# Task goal:
Below is a set of records. Repeat all of them exactly.

# Supplied records:
# # #

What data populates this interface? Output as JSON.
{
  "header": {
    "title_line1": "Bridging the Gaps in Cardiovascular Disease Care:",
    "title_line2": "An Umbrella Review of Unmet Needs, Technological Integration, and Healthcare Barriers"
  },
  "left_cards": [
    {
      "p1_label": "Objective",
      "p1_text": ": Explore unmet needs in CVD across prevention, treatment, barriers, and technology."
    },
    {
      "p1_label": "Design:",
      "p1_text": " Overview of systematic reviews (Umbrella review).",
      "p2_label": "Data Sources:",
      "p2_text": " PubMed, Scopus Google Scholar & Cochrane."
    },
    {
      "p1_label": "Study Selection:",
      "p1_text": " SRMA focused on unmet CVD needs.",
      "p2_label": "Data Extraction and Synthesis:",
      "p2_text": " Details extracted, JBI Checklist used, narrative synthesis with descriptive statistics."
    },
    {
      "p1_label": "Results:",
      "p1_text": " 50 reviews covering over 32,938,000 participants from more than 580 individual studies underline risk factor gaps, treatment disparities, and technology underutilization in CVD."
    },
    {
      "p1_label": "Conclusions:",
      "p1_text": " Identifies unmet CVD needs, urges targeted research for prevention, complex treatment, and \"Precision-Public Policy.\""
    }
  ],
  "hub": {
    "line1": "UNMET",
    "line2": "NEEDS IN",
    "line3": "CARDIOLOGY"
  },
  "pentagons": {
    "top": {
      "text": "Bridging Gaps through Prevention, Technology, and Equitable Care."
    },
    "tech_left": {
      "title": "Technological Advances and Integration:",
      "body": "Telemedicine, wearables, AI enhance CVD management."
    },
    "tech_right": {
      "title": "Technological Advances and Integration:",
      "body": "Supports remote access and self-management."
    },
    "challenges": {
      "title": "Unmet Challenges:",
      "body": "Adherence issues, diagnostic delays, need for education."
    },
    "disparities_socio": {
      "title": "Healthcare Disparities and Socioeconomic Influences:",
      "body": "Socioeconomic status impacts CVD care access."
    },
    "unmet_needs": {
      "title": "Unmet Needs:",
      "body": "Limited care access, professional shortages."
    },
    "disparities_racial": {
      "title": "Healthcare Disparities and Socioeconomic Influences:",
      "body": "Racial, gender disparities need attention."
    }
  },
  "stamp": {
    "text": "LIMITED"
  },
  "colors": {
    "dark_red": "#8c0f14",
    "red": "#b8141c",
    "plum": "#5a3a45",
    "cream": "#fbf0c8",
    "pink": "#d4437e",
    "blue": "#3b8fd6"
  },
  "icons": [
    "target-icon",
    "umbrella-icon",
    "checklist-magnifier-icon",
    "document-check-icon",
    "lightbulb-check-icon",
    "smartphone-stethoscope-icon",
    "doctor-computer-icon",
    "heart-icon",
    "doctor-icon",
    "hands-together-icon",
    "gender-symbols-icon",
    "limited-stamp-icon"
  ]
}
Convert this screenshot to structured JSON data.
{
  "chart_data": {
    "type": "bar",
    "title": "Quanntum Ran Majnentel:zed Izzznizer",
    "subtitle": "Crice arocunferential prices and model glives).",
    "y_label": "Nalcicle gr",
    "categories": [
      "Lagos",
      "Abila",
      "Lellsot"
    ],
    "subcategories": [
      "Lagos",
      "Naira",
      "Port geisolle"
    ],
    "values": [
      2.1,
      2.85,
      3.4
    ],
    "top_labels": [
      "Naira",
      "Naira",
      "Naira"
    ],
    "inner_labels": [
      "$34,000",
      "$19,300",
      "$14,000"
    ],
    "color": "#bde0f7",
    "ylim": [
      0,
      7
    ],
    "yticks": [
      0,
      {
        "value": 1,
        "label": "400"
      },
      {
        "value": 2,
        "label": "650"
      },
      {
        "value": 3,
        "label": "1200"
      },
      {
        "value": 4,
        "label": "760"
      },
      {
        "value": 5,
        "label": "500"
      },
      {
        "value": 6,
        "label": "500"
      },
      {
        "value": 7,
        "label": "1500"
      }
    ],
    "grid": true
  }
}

# # #

# Answer below:
What data populates this interface? Output as JSON.
{
  "header": {
    "title_line1": "Bridging the Gaps in Cardiovascular Disease Care:",
    "title_line2": "An Umbrella Review of Unmet Needs, Technological Integration, and Healthcare Barriers"
  },
  "left_cards": [
    {
      "p1_label": "Objective",
      "p1_text": ": Explore unmet needs in CVD across prevention, treatment, barriers, and technology."
    },
    {
      "p1_label": "Design:",
      "p1_text": " Overview of systematic reviews (Umbrella review).",
      "p2_label": "Data Sources:",
      "p2_text": " PubMed, Scopus Google Scholar & Cochrane."
    },
    {
      "p1_label": "Study Selection:",
      "p1_text": " SRMA focused on unmet CVD needs.",
      "p2_label": "Data Extraction and Synthesis:",
      "p2_text": " Details extracted, JBI Checklist used, narrative synthesis with descriptive statistics."
    },
    {
      "p1_label": "Results:",
      "p1_text": " 50 reviews covering over 32,938,000 participants from more than 580 individual studies underline risk factor gaps, treatment disparities, and technology underutilization in CVD."
    },
    {
      "p1_label": "Conclusions:",
      "p1_text": " Identifies unmet CVD needs, urges targeted research for prevention, complex treatment, and \"Precision-Public Policy.\""
    }
  ],
  "hub": {
    "line1": "UNMET",
    "line2": "NEEDS IN",
    "line3": "CARDIOLOGY"
  },
  "pentagons": {
    "top": {
      "text": "Bridging Gaps through Prevention, Technology, and Equitable Care."
    },
    "tech_left": {
      "title": "Technological Advances and Integration:",
      "body": "Telemedicine, wearables, AI enhance CVD management."
    },
    "tech_right": {
      "title": "Technological Advances and Integration:",
      "body": "Supports remote access and self-management."
    },
    "challenges": {
      "title": "Unmet Challenges:",
      "body": "Adherence issues, diagnostic delays, need for education."
    },
    "disparities_socio": {
      "title": "Healthcare Disparities and Socioeconomic Influences:",
      "body": "Socioeconomic status impacts CVD care access."
    },
    "unmet_needs": {
      "title": "Unmet Needs:",
      "body": "Limited care access, professional shortages."
    },
    "disparities_racial": {
      "title": "Healthcare Disparities and Socioeconomic Influences:",
      "body": "Racial, gender disparities need attention."
    }
  },
  "stamp": {
    "text": "LIMITED"
  },
  "colors": {
    "dark_red": "#8c0f14",
    "red": "#b8141c",
    "plum": "#5a3a45",
    "cream": "#fbf0c8",
    "pink": "#d4437e",
    "blue": "#3b8fd6"
  },
  "icons": [
    "target-icon",
    "umbrella-icon",
    "checklist-magnifier-icon",
    "document-check-icon",
    "lightbulb-check-icon",
    "smartphone-stethoscope-icon",
    "doctor-computer-icon",
    "heart-icon",
    "doctor-icon",
    "hands-together-icon",
    "gender-symbols-icon",
    "limited-stamp-icon"
  ]
}
Convert this screenshot to structured JSON data.
{
  "chart_data": {
    "type": "bar",
    "title": "Quanntum Ran Majnentel:zed Izzznizer",
    "subtitle": "Crice arocunferential prices and model glives).",
    "y_label": "Nalcicle gr",
    "categories": [
      "Lagos",
      "Abila",
      "Lellsot"
    ],
    "subcategories": [
      "Lagos",
      "Naira",
      "Port geisolle"
    ],
    "values": [
      2.1,
      2.85,
      3.4
    ],
    "top_labels": [
      "Naira",
      "Naira",
      "Naira"
    ],
    "inner_labels": [
      "$34,000",
      "$19,300",
      "$14,000"
    ],
    "color": "#bde0f7",
    "ylim": [
      0,
      7
    ],
    "yticks": [
      0,
      {
        "value": 1,
        "label": "400"
      },
      {
        "value": 2,
        "label": "650"
      },
      {
        "value": 3,
        "label": "1200"
      },
      {
        "value": 4,
        "label": "760"
      },
      {
        "value": 5,
        "label": "500"
      },
      {
        "value": 6,
        "label": "500"
      },
      {
        "value": 7,
        "label": "1500"
      }
    ],
    "grid": true
  }
}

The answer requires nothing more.